Given instruction → Take every line that has the string "Average" and copy it out.

--- Begin Dataset records ---

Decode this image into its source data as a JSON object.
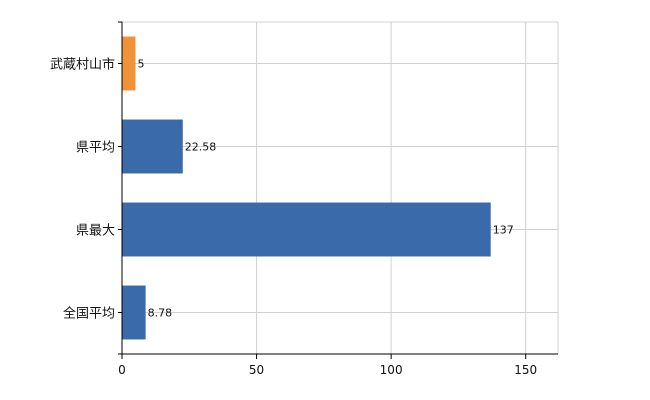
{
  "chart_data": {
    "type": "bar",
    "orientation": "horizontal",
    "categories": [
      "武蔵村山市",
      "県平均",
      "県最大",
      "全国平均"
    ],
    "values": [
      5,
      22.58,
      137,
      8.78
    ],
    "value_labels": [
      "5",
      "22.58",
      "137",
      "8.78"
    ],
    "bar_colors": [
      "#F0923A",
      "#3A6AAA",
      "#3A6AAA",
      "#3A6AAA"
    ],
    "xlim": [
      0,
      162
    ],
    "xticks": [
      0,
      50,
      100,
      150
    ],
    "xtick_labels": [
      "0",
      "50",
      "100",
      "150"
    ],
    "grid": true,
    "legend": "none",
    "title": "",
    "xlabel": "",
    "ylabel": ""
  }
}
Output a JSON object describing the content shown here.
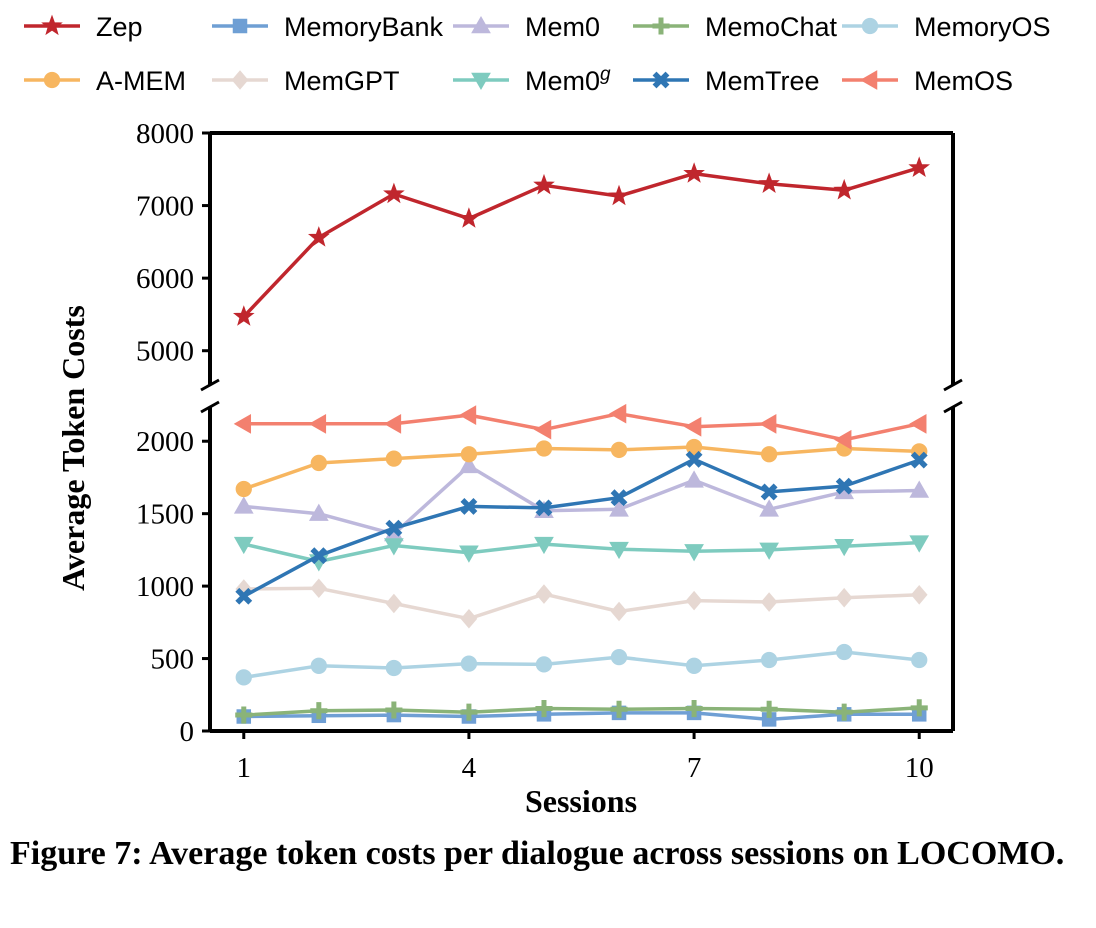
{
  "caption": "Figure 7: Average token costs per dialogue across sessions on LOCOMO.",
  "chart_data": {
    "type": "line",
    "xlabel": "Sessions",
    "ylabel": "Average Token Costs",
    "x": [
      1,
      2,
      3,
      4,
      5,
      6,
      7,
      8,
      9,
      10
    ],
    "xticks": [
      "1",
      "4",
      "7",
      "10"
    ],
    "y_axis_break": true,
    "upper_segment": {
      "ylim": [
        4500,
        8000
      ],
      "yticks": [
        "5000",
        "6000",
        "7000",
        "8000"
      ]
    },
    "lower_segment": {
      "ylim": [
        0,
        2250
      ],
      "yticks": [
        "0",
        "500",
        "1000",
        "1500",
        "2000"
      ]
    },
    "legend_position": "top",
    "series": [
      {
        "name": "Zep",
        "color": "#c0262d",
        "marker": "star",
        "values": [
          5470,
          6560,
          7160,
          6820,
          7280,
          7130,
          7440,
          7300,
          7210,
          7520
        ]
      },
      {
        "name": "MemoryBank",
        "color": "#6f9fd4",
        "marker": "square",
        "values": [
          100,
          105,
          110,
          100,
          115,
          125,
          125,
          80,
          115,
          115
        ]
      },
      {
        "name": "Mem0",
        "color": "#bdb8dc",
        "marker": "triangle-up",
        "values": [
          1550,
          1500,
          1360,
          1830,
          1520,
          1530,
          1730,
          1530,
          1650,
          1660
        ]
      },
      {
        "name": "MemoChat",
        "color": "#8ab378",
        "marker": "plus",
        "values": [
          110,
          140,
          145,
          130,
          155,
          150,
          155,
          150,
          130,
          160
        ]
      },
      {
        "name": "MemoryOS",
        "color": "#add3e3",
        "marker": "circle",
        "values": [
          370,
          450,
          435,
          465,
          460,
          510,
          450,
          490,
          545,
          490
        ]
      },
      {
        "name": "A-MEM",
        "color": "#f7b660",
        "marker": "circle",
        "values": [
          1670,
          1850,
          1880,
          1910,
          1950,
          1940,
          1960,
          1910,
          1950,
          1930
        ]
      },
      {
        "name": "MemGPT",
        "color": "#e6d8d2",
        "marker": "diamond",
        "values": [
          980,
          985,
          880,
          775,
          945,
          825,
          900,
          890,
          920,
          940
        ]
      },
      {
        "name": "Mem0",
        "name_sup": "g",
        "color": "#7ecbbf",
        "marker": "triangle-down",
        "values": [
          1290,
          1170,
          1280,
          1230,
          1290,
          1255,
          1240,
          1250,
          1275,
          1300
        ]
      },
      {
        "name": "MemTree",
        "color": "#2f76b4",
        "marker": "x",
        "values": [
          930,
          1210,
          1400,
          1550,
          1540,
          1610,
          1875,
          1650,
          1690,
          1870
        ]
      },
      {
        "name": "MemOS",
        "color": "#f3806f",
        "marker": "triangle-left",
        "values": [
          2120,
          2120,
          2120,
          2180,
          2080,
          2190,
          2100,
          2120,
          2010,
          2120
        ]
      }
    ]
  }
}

--- End Dataset records ---
--- Begin Dataset records ---

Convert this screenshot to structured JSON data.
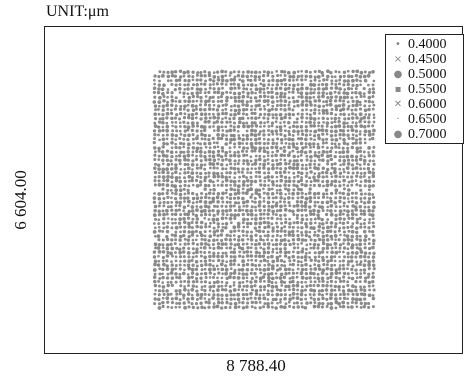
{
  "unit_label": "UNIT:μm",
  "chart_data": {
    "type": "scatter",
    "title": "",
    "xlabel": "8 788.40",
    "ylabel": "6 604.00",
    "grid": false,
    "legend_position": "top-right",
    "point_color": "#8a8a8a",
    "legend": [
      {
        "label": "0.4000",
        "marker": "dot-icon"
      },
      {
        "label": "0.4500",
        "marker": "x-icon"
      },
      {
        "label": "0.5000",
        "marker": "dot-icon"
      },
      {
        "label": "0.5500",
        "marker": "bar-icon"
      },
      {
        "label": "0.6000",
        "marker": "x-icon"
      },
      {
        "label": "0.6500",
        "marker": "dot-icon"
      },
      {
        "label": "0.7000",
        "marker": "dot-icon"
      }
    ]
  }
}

--- End Dataset records ---

Final result →
  "caption": "Figure 7: Average token costs per dialogue across sessions on LOCOMO.",
    "ylabel": "Average Token Costs",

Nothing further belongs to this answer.